EXERCISE INPUTS:
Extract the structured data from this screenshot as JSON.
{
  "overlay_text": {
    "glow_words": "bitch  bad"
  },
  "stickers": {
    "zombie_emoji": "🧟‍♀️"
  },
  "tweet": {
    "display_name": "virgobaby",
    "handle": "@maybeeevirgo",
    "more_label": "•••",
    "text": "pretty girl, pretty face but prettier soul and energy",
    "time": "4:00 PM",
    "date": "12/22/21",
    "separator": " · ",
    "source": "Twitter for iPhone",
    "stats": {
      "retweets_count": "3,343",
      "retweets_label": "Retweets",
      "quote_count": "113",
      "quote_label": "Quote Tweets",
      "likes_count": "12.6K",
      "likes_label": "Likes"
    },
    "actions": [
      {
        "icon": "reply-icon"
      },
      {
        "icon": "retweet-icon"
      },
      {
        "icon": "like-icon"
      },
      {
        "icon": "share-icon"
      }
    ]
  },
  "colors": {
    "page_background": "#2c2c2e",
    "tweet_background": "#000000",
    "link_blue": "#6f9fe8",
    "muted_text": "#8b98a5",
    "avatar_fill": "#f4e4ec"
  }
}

REQUIRED WORK: List the lines of the records where "icon" occurs.

TASK ANSWER:
        "icon": "reply-icon"
        "icon": "retweet-icon"
        "icon": "like-icon"
        "icon": "share-icon"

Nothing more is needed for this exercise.